__Goal__. Will you write out all the entries below exactly?

#####

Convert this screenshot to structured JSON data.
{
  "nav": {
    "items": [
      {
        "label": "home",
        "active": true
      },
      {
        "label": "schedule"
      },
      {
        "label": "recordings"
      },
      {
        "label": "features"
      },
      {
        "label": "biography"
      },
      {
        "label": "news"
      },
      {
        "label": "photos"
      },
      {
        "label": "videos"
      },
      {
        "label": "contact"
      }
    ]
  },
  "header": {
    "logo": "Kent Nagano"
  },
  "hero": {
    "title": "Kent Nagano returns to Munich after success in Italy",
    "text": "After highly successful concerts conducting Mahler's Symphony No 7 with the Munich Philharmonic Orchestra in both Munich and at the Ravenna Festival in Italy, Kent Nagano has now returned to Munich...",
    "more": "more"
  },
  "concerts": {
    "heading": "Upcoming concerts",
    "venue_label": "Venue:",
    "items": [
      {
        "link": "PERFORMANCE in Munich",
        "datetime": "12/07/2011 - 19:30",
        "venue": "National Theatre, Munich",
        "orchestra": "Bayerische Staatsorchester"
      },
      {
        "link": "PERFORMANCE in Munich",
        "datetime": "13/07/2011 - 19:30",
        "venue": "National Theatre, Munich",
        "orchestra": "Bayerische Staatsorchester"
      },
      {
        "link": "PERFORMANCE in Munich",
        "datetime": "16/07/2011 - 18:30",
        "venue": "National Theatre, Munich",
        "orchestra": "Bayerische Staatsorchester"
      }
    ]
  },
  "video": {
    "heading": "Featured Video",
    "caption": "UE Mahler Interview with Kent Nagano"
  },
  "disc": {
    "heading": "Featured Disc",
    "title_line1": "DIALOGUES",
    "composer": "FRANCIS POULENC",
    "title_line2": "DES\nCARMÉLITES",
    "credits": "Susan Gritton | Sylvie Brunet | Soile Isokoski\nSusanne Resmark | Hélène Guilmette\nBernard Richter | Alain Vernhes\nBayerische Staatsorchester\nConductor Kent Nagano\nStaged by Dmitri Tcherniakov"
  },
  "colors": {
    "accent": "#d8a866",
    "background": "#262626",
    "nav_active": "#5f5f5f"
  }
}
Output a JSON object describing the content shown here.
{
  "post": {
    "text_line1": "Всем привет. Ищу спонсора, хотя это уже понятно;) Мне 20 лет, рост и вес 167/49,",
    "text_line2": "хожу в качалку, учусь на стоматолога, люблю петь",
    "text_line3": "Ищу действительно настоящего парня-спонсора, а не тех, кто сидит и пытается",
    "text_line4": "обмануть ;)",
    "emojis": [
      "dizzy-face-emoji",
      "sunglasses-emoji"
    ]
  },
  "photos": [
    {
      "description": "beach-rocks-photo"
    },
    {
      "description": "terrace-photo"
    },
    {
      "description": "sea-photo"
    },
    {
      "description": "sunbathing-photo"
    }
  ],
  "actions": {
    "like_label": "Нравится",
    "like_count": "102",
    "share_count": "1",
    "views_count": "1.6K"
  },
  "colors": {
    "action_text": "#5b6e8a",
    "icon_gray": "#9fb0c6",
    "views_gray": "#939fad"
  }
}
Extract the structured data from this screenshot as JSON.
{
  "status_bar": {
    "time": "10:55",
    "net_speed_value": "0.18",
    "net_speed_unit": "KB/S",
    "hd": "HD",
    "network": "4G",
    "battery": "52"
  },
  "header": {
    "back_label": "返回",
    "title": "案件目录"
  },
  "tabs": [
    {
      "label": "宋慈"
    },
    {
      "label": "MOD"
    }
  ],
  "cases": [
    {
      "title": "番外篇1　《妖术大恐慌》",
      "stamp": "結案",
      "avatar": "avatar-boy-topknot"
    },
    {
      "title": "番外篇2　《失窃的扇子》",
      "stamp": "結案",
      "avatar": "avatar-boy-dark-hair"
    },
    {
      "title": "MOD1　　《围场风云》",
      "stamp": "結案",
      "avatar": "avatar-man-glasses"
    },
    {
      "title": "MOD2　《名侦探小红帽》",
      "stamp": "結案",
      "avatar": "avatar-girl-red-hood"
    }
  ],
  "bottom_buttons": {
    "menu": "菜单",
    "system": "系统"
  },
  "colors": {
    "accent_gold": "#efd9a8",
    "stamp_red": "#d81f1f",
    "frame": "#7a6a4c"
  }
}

#####

__Answer to the problem__.
Convert this screenshot to structured JSON data.
{
  "nav": {
    "items": [
      {
        "label": "home",
        "active": true
      },
      {
        "label": "schedule"
      },
      {
        "label": "recordings"
      },
      {
        "label": "features"
      },
      {
        "label": "biography"
      },
      {
        "label": "news"
      },
      {
        "label": "photos"
      },
      {
        "label": "videos"
      },
      {
        "label": "contact"
      }
    ]
  },
  "header": {
    "logo": "Kent Nagano"
  },
  "hero": {
    "title": "Kent Nagano returns to Munich after success in Italy",
    "text": "After highly successful concerts conducting Mahler's Symphony No 7 with the Munich Philharmonic Orchestra in both Munich and at the Ravenna Festival in Italy, Kent Nagano has now returned to Munich...",
    "more": "more"
  },
  "concerts": {
    "heading": "Upcoming concerts",
    "venue_label": "Venue:",
    "items": [
      {
        "link": "PERFORMANCE in Munich",
        "datetime": "12/07/2011 - 19:30",
        "venue": "National Theatre, Munich",
        "orchestra": "Bayerische Staatsorchester"
      },
      {
        "link": "PERFORMANCE in Munich",
        "datetime": "13/07/2011 - 19:30",
        "venue": "National Theatre, Munich",
        "orchestra": "Bayerische Staatsorchester"
      },
      {
        "link": "PERFORMANCE in Munich",
        "datetime": "16/07/2011 - 18:30",
        "venue": "National Theatre, Munich",
        "orchestra": "Bayerische Staatsorchester"
      }
    ]
  },
  "video": {
    "heading": "Featured Video",
    "caption": "UE Mahler Interview with Kent Nagano"
  },
  "disc": {
    "heading": "Featured Disc",
    "title_line1": "DIALOGUES",
    "composer": "FRANCIS POULENC",
    "title_line2": "DES\nCARMÉLITES",
    "credits": "Susan Gritton | Sylvie Brunet | Soile Isokoski\nSusanne Resmark | Hélène Guilmette\nBernard Richter | Alain Vernhes\nBayerische Staatsorchester\nConductor Kent Nagano\nStaged by Dmitri Tcherniakov"
  },
  "colors": {
    "accent": "#d8a866",
    "background": "#262626",
    "nav_active": "#5f5f5f"
  }
}
Output a JSON object describing the content shown here.
{
  "post": {
    "text_line1": "Всем привет. Ищу спонсора, хотя это уже понятно;) Мне 20 лет, рост и вес 167/49,",
    "text_line2": "хожу в качалку, учусь на стоматолога, люблю петь",
    "text_line3": "Ищу действительно настоящего парня-спонсора, а не тех, кто сидит и пытается",
    "text_line4": "обмануть ;)",
    "emojis": [
      "dizzy-face-emoji",
      "sunglasses-emoji"
    ]
  },
  "photos": [
    {
      "description": "beach-rocks-photo"
    },
    {
      "description": "terrace-photo"
    },
    {
      "description": "sea-photo"
    },
    {
      "description": "sunbathing-photo"
    }
  ],
  "actions": {
    "like_label": "Нравится",
    "like_count": "102",
    "share_count": "1",
    "views_count": "1.6K"
  },
  "colors": {
    "action_text": "#5b6e8a",
    "icon_gray": "#9fb0c6",
    "views_gray": "#939fad"
  }
}
Extract the structured data from this screenshot as JSON.
{
  "status_bar": {
    "time": "10:55",
    "net_speed_value": "0.18",
    "net_speed_unit": "KB/S",
    "hd": "HD",
    "network": "4G",
    "battery": "52"
  },
  "header": {
    "back_label": "返回",
    "title": "案件目录"
  },
  "tabs": [
    {
      "label": "宋慈"
    },
    {
      "label": "MOD"
    }
  ],
  "cases": [
    {
      "title": "番外篇1　《妖术大恐慌》",
      "stamp": "結案",
      "avatar": "avatar-boy-topknot"
    },
    {
      "title": "番外篇2　《失窃的扇子》",
      "stamp": "結案",
      "avatar": "avatar-boy-dark-hair"
    },
    {
      "title": "MOD1　　《围场风云》",
      "stamp": "結案",
      "avatar": "avatar-man-glasses"
    },
    {
      "title": "MOD2　《名侦探小红帽》",
      "stamp": "結案",
      "avatar": "avatar-girl-red-hood"
    }
  ],
  "bottom_buttons": {
    "menu": "菜单",
    "system": "系统"
  },
  "colors": {
    "accent_gold": "#efd9a8",
    "stamp_red": "#d81f1f",
    "frame": "#7a6a4c"
  }
}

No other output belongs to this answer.